— Start Input for this task —

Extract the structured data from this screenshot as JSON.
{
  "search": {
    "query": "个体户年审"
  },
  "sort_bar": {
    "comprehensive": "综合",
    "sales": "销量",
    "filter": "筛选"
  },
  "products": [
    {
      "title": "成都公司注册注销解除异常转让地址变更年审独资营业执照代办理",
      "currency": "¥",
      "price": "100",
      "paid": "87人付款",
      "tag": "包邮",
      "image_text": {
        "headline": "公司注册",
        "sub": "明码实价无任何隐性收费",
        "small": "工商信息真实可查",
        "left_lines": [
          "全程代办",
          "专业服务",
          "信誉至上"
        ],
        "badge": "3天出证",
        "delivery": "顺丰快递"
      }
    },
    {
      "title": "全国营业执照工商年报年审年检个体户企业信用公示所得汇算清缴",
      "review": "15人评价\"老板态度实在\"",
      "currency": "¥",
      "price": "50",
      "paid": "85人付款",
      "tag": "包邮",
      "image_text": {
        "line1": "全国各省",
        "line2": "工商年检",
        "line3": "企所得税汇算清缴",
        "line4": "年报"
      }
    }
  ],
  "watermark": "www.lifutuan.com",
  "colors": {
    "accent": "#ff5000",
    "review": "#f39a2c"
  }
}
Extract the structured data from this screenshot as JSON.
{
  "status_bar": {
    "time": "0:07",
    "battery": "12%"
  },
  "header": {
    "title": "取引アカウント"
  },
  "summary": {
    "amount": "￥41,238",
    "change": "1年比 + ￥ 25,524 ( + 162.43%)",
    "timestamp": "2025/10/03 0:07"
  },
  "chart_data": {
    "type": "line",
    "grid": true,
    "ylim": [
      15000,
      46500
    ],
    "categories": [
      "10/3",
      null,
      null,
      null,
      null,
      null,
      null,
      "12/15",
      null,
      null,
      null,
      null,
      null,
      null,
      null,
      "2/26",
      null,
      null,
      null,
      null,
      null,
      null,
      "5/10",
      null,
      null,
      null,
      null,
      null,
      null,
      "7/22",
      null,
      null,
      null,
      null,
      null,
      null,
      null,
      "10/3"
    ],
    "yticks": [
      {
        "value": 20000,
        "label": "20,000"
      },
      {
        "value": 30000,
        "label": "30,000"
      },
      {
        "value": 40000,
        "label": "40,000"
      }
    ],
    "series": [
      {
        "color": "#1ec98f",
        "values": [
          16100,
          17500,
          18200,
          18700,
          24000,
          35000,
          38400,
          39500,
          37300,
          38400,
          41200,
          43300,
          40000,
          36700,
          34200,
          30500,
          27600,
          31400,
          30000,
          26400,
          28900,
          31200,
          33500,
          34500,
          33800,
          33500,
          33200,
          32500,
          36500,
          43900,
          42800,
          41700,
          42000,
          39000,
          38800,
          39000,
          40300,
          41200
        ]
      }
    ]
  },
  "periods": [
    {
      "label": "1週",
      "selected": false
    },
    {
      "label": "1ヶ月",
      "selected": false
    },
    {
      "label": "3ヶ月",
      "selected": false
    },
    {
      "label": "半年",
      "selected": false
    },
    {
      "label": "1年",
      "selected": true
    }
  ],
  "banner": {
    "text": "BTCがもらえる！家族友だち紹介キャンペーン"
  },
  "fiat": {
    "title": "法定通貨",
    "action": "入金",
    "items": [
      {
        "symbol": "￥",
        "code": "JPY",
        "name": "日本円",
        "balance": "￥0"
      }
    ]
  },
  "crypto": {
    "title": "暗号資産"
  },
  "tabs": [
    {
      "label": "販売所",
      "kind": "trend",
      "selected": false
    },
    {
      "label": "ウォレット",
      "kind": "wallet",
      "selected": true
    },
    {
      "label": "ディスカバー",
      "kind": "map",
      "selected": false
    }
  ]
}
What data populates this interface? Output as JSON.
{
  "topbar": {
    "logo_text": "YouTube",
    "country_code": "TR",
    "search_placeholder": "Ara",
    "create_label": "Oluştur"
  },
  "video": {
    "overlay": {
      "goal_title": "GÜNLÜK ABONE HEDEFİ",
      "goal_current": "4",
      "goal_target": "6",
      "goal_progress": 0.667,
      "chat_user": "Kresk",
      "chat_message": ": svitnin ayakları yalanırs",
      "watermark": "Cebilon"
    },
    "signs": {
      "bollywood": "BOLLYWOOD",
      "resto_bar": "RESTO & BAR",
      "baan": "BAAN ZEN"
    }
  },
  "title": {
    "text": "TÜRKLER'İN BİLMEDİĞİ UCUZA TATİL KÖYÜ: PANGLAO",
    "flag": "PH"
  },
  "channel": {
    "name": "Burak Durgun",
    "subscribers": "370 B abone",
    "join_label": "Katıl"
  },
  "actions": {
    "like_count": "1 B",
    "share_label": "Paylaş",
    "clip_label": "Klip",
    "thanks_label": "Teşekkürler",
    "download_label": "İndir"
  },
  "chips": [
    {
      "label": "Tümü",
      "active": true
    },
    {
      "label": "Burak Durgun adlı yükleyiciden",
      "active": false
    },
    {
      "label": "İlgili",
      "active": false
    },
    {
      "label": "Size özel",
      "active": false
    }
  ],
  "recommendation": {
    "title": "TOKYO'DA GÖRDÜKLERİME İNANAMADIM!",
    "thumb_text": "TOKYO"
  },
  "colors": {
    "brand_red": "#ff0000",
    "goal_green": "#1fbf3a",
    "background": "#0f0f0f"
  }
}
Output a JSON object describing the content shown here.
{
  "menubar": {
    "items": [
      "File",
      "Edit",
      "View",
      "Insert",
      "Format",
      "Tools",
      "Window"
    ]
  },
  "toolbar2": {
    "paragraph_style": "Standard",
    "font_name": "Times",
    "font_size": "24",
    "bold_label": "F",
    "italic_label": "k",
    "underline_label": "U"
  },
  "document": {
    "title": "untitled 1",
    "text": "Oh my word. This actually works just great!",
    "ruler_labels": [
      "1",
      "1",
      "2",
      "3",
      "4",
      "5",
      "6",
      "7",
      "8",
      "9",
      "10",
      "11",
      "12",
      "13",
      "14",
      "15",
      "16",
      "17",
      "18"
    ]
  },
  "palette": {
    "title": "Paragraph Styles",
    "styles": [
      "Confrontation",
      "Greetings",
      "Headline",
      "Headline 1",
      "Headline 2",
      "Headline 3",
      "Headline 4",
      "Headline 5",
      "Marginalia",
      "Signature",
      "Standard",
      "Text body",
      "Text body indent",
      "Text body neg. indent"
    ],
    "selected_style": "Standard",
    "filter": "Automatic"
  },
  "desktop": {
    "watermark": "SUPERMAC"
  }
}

— End Input for this task —

Copy all lines of the material above where the string "TOKYO" occurs.

Correct output
    "title": "TOKYO'DA GÖRDÜKLERİME İNANAMADIM!",
    "thumb_text": "TOKYO"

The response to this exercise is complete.